#### EXERCISE PROMPT:
Check the listing below for lines with the word "title" and say how many there are, with nothing but the number.

#### RECORDED INFORMATION:
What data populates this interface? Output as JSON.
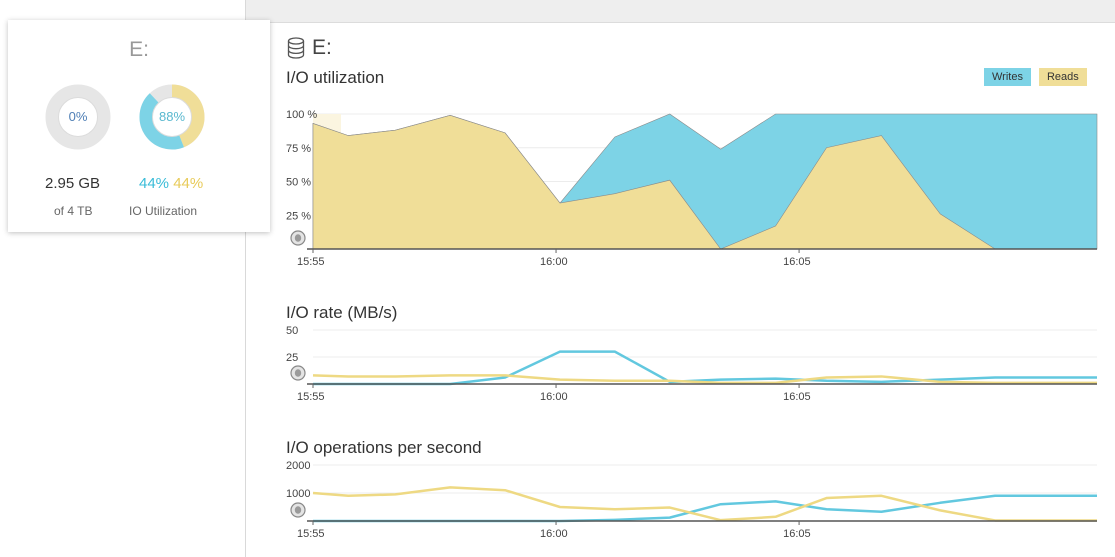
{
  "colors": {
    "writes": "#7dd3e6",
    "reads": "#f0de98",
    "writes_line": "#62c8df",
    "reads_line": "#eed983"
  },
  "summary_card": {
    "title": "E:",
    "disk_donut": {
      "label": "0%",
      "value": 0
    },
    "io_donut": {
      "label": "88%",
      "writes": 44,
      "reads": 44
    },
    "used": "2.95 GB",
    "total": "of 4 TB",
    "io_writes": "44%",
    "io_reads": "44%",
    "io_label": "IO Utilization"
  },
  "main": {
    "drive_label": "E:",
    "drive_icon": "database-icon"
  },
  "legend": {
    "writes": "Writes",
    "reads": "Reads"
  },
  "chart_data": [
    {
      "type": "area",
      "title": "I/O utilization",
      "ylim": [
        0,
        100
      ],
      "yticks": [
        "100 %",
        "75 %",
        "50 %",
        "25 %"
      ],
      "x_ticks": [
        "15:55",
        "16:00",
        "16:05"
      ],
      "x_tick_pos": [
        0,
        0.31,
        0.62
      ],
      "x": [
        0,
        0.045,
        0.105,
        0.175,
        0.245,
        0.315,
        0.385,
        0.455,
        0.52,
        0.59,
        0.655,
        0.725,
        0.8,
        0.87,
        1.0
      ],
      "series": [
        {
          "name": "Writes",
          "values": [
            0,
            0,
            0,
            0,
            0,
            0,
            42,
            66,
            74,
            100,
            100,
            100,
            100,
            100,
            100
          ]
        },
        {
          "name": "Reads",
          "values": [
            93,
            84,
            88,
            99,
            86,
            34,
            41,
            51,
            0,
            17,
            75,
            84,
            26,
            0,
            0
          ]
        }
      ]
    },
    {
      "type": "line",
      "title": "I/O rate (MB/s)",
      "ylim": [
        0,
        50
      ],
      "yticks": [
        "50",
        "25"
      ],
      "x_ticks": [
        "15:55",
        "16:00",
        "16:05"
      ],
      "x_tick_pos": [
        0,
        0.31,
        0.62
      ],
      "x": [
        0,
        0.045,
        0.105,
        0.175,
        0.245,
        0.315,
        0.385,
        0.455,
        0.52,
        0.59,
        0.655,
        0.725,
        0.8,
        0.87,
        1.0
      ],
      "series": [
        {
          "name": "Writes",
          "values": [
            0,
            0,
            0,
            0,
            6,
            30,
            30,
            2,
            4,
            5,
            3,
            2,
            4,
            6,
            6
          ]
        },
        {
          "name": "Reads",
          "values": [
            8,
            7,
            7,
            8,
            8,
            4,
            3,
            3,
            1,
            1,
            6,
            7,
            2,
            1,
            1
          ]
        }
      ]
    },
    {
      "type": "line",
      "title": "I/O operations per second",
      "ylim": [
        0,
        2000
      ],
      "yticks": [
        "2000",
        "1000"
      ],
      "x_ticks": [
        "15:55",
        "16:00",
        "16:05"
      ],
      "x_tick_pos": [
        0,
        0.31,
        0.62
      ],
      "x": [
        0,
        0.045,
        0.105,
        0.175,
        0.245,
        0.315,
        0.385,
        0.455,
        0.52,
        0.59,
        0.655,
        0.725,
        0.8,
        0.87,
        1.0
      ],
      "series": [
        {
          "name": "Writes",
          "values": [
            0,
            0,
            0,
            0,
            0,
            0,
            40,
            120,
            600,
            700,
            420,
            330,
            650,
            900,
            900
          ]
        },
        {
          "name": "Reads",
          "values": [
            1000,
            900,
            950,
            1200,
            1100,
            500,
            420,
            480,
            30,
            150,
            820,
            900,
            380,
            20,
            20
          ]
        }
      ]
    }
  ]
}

* * *

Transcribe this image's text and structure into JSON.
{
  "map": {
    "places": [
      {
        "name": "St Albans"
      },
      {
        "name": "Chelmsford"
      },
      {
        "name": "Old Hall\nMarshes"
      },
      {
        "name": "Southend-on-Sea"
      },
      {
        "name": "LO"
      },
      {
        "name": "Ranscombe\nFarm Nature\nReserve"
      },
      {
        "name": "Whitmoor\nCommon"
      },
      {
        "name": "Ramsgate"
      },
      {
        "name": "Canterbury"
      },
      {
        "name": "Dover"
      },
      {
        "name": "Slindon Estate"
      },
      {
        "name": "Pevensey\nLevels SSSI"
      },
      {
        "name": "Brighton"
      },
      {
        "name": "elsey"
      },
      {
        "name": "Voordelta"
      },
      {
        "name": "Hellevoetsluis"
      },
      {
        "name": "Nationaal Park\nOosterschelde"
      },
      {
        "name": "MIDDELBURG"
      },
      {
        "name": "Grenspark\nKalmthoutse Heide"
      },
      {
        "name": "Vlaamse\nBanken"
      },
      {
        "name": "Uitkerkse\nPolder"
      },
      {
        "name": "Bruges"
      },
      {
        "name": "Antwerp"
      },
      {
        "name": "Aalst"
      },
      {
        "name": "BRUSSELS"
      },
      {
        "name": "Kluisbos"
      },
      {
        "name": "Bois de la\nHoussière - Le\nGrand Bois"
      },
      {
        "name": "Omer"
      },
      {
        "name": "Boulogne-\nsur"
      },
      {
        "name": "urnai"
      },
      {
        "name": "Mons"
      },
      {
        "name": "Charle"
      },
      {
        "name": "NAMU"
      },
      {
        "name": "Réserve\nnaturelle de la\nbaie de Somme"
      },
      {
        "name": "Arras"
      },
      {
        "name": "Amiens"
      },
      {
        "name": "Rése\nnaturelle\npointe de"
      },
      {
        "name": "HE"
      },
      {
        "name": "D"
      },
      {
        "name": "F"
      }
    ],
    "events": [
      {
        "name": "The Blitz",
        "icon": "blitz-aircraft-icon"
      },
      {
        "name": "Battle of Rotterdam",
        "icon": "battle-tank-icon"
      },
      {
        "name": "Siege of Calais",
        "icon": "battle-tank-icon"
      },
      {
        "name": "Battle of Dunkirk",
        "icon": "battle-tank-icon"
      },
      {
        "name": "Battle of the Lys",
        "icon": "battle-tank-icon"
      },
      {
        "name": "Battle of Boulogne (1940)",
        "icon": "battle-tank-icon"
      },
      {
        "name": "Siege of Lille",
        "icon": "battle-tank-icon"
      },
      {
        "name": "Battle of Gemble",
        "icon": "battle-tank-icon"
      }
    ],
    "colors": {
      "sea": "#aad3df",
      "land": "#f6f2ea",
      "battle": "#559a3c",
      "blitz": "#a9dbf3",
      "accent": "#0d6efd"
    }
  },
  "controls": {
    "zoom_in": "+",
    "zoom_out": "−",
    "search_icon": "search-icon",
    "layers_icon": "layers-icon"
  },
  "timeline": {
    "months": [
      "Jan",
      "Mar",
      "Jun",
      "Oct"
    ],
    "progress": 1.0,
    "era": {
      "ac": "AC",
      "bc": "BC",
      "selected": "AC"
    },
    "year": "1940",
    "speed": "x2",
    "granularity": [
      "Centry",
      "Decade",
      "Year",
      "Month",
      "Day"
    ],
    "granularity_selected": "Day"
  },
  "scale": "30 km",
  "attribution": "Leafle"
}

#### SOLUTION:
4